Возвращаясь к твоему вопросу, дело не в режиссере, а в актерской школе, в театре. Есть же советская школа, которая приучила актеров играть громко и широко, на надрыве. Мы к этому привыкли, ведь все мы любим советские фильмы. Посмотри на «Балладу о солдате» (1959) или «Москва слезам не верит» (1979). Это отличные фильмы, но играют там ужасно. Особенно если посмотреть на французские, английские или скандинавские фильмы. Сразу становится очевидно, что актерской игры у нас слишком много, она слишком громкая.

«Купи меня» (реж. Вадим Перельман, 2017)

— То есть знаменитая школа психологического театра в кино — это зло?

— Да, это никому не нужно. Большинство таких актеров не играют на камеру, не чувствуют ее. Хороший актер выстраивает свою игру, опираясь на камеру. У нас же все находятся как будто в вертолете, играют очень шумно, экспрессивно и напряженно. Так в российском кино играют почти все. Или напротив — играют мертво. Как, например, Цыганов или Яценко.

— Но, скажем, Хамфри Богарт тоже не особенно суетился лицом. И все же он великий.

— Да, но это был нуар, совсем другое дело. Это специфическая жанровая роль. Детектив как раз должен быть таким стоическим.

— Когда вы вернулись в 2012 году, не было ли у вас ощущения оторванности от этой жизни? Что вы не знаете фактуру, не можете проверить какие-то моменты сценария, оценить естественность речи?

— Конечно, такое было. Помню, сидел в каком-то кафе на Рубинштейна, правил сценарий, старался сделать его лучше. Причем у меня была клавиатура только с английской раскладкой, а сценарий был на русском. Потом показываю актерам, а они отвечают: мы так вообще не говорим.

○ ○ ○ ○ ○ ○ ○

▶ [Задания]
[1] Перепишите из текста об актерской игре отрывок, начиная со слов «Возвращаясь к твоему» и заканчивая словами «она слишком громкая.».
[2] Переведите на английский язык предложение из текста об актерской игре: «Хороший актер выстраивает свою игру, опираясь на камеру».
Листинг ниже никак не связан с текстом об актерской игре.

Сохраненные данные:
○ ○ ○ ○ ○ ○ ○

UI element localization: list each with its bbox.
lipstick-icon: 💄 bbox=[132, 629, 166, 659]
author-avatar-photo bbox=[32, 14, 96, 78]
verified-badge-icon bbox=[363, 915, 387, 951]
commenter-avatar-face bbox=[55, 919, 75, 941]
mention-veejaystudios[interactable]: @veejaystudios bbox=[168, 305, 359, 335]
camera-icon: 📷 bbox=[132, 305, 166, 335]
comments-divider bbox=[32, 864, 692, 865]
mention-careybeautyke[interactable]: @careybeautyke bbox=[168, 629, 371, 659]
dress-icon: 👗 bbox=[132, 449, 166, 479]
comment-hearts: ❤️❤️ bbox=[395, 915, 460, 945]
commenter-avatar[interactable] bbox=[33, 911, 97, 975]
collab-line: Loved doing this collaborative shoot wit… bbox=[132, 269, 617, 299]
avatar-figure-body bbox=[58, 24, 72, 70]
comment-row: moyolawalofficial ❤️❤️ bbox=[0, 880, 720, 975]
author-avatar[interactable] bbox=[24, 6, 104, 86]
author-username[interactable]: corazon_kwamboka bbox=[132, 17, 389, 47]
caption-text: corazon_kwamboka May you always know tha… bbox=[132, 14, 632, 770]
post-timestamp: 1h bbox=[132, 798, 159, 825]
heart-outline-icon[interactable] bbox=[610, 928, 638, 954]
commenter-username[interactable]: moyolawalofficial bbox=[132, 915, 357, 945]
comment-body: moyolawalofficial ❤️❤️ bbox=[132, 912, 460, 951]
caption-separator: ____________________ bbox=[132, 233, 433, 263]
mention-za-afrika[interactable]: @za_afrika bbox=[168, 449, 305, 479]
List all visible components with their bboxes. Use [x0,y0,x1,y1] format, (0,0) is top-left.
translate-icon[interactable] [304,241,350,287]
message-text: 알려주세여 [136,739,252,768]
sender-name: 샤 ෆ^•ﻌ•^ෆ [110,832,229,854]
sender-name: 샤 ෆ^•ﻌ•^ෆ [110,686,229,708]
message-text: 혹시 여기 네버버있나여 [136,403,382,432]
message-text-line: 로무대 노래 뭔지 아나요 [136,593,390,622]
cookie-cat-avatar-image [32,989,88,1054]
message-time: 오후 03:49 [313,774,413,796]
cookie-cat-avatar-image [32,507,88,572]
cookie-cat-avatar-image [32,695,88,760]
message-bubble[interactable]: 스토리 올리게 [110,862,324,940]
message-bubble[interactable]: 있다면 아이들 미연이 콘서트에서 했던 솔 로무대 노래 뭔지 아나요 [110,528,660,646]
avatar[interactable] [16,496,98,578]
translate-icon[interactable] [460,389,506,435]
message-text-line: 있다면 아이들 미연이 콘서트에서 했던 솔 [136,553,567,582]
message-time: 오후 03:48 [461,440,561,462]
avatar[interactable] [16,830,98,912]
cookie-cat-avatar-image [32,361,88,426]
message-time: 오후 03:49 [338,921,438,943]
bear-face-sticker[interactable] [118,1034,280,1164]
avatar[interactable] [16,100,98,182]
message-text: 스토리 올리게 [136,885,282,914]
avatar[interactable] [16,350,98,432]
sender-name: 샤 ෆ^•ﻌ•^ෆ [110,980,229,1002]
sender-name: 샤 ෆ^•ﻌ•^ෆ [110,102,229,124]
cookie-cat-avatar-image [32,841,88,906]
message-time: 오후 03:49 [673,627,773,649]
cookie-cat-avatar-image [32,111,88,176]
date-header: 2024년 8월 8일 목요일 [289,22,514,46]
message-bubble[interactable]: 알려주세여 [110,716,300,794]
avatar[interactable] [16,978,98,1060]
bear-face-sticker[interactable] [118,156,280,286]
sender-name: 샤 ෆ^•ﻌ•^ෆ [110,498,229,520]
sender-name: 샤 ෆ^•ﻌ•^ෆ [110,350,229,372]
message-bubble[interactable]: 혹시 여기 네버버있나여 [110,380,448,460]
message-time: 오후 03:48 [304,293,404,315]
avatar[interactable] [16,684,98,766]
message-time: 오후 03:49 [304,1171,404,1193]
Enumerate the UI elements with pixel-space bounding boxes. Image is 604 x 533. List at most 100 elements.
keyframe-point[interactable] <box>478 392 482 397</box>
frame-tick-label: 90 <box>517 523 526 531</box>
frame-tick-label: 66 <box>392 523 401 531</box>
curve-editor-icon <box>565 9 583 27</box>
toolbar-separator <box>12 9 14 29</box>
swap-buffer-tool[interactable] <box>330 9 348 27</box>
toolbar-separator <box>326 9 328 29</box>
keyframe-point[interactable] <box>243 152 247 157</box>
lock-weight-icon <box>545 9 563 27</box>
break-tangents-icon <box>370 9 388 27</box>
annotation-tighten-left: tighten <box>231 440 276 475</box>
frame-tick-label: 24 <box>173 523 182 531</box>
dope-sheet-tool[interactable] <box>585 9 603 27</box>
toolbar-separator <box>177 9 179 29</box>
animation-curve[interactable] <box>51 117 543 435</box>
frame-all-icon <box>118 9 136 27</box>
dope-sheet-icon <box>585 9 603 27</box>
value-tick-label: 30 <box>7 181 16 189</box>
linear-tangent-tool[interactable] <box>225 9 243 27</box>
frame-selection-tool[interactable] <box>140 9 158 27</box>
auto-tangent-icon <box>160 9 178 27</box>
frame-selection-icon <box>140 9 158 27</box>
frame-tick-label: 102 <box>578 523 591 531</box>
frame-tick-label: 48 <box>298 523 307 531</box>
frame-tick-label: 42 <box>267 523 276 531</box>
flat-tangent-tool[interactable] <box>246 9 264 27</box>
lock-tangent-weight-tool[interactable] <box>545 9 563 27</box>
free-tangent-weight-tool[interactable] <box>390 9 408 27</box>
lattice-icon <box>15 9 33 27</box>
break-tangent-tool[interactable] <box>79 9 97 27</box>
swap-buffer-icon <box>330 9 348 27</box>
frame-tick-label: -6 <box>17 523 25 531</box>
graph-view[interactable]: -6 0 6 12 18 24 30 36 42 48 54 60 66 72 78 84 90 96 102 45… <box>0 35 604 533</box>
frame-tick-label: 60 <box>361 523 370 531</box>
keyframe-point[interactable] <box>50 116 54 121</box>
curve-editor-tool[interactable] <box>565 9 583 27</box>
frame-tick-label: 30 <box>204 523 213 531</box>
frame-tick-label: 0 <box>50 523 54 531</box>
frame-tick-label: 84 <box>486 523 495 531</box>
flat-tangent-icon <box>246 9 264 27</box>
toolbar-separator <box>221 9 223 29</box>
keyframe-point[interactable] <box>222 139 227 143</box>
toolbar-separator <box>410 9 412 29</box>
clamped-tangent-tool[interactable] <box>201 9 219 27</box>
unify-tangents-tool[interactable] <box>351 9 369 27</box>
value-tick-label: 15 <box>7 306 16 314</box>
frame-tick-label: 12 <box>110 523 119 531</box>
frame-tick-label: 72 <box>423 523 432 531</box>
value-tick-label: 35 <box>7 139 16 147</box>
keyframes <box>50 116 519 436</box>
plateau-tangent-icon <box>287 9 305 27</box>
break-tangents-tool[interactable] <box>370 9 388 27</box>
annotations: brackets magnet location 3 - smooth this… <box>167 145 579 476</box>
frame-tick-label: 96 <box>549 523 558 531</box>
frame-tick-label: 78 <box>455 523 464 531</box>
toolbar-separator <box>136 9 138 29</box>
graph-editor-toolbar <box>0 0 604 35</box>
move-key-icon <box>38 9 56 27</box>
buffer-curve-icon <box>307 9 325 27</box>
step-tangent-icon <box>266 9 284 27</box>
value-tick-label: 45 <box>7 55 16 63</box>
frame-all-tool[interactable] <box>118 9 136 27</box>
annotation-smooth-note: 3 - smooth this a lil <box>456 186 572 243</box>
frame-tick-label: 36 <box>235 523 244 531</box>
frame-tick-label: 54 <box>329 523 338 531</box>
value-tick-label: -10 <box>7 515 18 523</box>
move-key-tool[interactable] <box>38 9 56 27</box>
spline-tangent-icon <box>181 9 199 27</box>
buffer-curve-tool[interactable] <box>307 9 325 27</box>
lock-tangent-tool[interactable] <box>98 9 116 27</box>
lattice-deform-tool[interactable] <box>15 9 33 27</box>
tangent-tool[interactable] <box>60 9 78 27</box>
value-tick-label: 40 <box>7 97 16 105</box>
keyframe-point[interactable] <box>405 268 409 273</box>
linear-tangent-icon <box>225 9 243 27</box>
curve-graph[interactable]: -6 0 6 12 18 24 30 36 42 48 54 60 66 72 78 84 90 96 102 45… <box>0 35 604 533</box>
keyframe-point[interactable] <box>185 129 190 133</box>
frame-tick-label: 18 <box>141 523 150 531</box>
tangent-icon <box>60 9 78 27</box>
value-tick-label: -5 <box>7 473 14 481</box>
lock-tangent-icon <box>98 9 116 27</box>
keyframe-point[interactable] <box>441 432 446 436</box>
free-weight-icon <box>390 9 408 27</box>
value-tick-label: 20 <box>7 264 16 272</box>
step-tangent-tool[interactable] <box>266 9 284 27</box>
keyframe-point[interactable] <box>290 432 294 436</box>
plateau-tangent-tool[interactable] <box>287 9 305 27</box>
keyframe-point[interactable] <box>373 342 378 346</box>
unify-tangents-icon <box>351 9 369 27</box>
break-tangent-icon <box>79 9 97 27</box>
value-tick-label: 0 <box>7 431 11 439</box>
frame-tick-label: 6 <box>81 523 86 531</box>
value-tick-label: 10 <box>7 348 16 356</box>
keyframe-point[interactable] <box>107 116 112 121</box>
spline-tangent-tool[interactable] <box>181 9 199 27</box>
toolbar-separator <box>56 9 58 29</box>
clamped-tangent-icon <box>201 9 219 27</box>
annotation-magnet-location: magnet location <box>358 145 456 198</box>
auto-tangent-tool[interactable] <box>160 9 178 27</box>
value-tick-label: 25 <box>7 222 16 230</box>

○ ○ ○ ○ ○ ○ ○

▶ [Ответы к заданиям]
[1]
Возвращаясь к твоему вопросу, дело не в режиссере, а в актерской школе, в театре. Есть же советская школа, которая приучила актеров играть громко и широко, на надрыве. Мы к этому привыкли, ведь все мы любим советские фильмы. Посмотри на «Балладу о солдате» (1959) или «Москва слезам не верит» (1979). Это отличные фильмы, но играют там ужасно. Особенно если посмотреть на французские, английские или скандинавские фильмы. Сразу становится очевидно, что актерской игры у нас слишком много, она слишком громкая.

[2] A good actor builds the performance around the camera.